▶ YOUR OBJECTIVE
Take every line that has the string "label" and copy it out.

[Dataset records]
===
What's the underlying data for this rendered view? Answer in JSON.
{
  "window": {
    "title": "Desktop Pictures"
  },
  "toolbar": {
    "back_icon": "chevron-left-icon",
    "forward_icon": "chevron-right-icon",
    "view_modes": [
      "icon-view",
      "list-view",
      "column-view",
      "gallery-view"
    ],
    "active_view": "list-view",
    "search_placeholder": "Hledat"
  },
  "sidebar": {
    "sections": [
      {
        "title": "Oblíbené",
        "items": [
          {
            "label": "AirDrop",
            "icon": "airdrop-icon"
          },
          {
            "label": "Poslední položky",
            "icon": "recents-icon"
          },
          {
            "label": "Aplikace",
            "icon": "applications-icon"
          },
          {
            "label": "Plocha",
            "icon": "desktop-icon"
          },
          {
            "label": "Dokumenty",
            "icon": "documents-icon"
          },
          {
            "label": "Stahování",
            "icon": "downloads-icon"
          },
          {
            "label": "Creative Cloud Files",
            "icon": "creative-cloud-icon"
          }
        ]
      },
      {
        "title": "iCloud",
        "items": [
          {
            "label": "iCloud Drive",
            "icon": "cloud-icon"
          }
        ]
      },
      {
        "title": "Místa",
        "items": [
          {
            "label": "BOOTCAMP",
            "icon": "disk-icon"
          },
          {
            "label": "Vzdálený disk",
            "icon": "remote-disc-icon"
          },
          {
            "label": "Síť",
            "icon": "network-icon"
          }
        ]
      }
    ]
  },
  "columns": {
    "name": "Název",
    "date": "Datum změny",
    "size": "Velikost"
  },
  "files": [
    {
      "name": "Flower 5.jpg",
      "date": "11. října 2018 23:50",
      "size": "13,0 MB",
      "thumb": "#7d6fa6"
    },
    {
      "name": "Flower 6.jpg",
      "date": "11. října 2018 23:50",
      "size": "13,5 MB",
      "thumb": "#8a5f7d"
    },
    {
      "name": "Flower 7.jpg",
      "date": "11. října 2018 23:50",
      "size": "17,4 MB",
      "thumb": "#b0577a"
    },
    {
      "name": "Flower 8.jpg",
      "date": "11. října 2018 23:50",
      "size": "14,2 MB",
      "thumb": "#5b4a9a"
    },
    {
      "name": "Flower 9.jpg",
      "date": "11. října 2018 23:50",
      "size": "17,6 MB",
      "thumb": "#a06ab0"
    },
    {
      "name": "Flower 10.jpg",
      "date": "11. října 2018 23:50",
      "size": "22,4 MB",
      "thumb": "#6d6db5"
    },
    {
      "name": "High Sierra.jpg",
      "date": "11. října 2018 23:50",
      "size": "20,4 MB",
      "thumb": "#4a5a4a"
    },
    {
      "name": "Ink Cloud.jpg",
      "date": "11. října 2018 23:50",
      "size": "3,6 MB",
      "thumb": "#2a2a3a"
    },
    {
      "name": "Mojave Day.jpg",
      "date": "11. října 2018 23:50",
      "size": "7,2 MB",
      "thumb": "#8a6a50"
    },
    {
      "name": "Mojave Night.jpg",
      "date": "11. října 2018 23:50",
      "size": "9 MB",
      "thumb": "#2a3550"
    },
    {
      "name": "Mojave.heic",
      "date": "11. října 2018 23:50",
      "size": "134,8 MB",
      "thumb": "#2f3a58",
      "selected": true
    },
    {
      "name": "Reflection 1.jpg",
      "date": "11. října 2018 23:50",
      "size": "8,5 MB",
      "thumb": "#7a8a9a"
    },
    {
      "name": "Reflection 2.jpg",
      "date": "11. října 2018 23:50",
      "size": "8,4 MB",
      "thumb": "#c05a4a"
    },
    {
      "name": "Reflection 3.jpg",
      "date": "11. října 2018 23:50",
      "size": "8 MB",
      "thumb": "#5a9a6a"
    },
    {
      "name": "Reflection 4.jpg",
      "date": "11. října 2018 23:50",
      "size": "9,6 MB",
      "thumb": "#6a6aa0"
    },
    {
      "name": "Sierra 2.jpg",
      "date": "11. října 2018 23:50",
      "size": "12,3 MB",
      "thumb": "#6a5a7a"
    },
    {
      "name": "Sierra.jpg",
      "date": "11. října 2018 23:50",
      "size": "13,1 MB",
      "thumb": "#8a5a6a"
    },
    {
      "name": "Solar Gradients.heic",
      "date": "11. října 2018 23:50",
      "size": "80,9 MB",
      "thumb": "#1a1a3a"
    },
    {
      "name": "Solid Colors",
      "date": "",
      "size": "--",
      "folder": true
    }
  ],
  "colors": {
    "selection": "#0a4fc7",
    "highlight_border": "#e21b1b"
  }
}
===
▶ ANSWER BELOW
            "label": "AirDrop",
            "label": "Poslední položky",
            "label": "Aplikace",
            "label": "Plocha",
            "label": "Dokumenty",
            "label": "Stahování",
            "label": "Creative Cloud Files",
            "label": "iCloud Drive",
            "label": "BOOTCAMP",
            "label": "Vzdálený disk",
            "label": "Síť",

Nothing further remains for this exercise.